**Summary**
The video distinguishes **predictive AI** from **generative AI**:
- **Predictive AI** answers “what will happen?” by forecasting specific, measurable outcomes (numbers, categories, probabilities) from structured data (tables, sensor readings). It uses regression, classification, or time‑series models (e.g., decision trees, random forests, gradient boosting, ARIMA, LSTMs) and is deterministic at inference—same input yields same prediction. Typical enterprise uses include fraud detection, demand forecasting, predictive maintenance, and credit scoring.
- **Generative AI** answers “what could this look like?” by creating new content (text, images, code) that resembles its training data, which is usually unstructured (web text, pixels, code snippets). It relies on transformer‑based models (large language models) or diffusion models for images, learns patterns via attention or noise‑reversal, and produces probabilistic, varied outputs (multiple valid answers). Common applications are content creation, code assistance, conversational bots, summarization, and generating synthetic training data.
Although large language models technically predict the next token, they are deployed primarily for generative tasks. Predictive and generative AI often work together: predictive models identify needs (e.g., customers likely to churn) and generative models craft the response (e.g., personalized retention emails) or create synthetic data to improve predictive models when real data is scarce.
1. Predictive AI asks “what will happen?” and forecasts outcomes using historical data.
2. Generative AI asks “what could this look like?” and creates new content that resembles its training data.
3. Predictive AI outputs measurable values such as numbers, categories, or probabilities.
4. Generative AI outputs content such as text, images, or code, often without a single correct answer.
5. Predictive AI primarily consumes structured data (rows/columns, database tables, sensor readings).
6. Generative AI primarily consumes unstructured data (text, pixels, code snippets).
7. Large language models (LLMs) are based on the transformer architecture and are considered generative AI, though they technically predict the next token.
8. Predictive AI is usually deterministic at inference time: identical inputs produce identical predictions.
9. Generative AI is probabilistic, producing varied outputs due to randomness controlled by a temperature setting.
10. Predictive AI includes regression (predicting numbers), classification (predicting categories), and time‑series forecasting.
11. Common predictive AI algorithms are decision trees, random forests, gradient boosting, ARIMA, and LSTMs.
12. Predictive AI use cases include fraud detection, demand forecasting, predictive maintenance, and credit scoring.
13. Generative AI for images often uses diffusion models, which are trained to remove noise and then generate images by reversing that process.
14. Generative AI use cases include content creation (marketing copy, emails, LinkedIn posts), code assistance (writing, explaining, debugging), conversational AI (customer service bots), and document summarization.
15. Predictive and generative AI can work together: a predictive model identifies at‑risk customers, and a generative model creates personalized retention emails for them.
16. Generative AI can produce synthetic training data for predictive models when real data is scarce or sensitive.

What you are asked to do ▸
Rewrite the summary of predictive and generative AI, starting at the words "2. Generative AI" and ending after "a temperature setting.", and replace "temperature" with "sampling" throughout that span.

[Data excerpts]

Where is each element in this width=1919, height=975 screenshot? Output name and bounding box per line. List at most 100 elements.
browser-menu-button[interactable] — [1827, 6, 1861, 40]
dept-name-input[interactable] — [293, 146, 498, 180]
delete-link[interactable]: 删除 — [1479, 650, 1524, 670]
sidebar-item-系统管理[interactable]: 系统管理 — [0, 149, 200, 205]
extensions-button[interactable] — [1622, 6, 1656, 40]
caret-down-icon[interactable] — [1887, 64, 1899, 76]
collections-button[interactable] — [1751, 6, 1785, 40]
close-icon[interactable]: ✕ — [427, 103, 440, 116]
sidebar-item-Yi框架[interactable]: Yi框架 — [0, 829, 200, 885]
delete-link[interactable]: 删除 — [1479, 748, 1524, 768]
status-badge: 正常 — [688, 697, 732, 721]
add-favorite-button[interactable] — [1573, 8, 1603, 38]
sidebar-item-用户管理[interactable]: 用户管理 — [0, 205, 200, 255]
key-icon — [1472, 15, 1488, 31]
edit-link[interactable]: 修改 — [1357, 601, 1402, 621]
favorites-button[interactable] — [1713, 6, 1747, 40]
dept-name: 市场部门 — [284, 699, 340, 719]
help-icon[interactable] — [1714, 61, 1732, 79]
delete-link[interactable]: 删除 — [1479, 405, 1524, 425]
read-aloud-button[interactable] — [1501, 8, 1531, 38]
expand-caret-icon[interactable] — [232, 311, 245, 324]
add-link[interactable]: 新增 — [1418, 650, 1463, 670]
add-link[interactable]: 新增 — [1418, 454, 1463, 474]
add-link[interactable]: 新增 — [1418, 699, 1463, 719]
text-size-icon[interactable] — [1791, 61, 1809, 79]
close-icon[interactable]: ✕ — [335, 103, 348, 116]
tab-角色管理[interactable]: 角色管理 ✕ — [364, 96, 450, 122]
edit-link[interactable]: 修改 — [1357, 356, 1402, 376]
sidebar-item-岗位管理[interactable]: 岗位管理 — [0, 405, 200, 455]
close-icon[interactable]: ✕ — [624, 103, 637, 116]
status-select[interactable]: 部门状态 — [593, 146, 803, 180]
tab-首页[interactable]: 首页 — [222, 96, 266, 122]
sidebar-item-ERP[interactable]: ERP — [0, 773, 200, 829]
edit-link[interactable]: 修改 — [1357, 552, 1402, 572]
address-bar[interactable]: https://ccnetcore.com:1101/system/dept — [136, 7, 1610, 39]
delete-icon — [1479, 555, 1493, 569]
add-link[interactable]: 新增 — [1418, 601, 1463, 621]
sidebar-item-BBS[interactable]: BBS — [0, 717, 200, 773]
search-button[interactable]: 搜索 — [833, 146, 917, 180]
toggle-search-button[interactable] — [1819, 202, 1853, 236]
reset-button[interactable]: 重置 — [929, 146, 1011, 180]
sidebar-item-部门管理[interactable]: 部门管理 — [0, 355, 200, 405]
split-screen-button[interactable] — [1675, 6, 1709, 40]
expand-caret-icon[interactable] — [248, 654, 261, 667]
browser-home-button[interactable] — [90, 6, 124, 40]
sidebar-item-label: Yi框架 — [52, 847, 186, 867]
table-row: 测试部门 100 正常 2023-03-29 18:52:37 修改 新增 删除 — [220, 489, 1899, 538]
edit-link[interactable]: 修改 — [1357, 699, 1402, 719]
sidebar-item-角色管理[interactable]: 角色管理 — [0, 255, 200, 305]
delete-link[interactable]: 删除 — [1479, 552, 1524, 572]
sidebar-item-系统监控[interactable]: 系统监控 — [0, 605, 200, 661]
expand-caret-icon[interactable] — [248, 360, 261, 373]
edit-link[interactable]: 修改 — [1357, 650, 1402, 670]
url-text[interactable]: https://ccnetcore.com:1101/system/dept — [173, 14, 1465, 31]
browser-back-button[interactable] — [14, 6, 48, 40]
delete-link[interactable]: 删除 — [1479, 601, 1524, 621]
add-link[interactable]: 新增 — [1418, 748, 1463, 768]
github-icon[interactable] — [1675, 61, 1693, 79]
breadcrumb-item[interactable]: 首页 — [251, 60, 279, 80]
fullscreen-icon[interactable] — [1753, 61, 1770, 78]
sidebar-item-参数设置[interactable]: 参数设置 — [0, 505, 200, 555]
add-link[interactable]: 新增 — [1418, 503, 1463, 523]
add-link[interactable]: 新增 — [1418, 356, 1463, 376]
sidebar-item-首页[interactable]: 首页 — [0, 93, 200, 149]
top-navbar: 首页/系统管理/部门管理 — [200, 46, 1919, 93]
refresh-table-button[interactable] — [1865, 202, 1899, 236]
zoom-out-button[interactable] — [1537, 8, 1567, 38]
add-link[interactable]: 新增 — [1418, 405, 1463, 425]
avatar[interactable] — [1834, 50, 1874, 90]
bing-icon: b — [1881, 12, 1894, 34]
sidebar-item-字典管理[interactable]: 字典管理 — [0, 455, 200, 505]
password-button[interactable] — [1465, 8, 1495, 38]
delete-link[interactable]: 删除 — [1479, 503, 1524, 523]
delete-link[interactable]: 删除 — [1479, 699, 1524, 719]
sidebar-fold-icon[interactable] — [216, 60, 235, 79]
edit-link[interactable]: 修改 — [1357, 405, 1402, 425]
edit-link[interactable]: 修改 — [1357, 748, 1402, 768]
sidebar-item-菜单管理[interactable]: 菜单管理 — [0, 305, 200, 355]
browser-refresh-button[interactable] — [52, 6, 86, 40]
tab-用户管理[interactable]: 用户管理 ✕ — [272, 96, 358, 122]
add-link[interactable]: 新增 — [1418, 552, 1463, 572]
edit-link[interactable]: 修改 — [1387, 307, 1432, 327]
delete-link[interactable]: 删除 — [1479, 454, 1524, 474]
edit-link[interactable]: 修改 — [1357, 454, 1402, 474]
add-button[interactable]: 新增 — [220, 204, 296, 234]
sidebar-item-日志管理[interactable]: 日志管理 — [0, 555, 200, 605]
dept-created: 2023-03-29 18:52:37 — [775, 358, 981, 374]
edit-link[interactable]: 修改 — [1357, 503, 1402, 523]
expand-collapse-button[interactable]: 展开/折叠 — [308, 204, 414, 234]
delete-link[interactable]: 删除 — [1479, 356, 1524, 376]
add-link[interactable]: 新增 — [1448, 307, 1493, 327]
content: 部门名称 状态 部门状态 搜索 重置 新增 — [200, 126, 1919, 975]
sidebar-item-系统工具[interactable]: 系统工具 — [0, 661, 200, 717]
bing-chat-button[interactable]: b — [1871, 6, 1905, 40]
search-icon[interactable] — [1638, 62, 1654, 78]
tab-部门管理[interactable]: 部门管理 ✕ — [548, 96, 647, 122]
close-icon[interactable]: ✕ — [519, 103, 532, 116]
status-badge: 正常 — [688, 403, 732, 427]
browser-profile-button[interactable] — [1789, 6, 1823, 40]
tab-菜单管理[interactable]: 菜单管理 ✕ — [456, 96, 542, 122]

Completed task ▸
2. Generative AI asks “what could this look like?” and creates new content that resembles its training data.
3. Predictive AI outputs measurable values such as numbers, categories, or probabilities.
4. Generative AI outputs content such as text, images, or code, often without a single correct answer.
5. Predictive AI primarily consumes structured data (rows/columns, database tables, sensor readings).
6. Generative AI primarily consumes unstructured data (text, pixels, code snippets).
7. Large language models (LLMs) are based on the transformer architecture and are considered generative AI, though they technically predict the next token.
8. Predictive AI is usually deterministic at inference time: identical inputs produce identical predictions.
9. Generative AI is probabilistic, producing varied outputs due to randomness controlled by a sampling setting.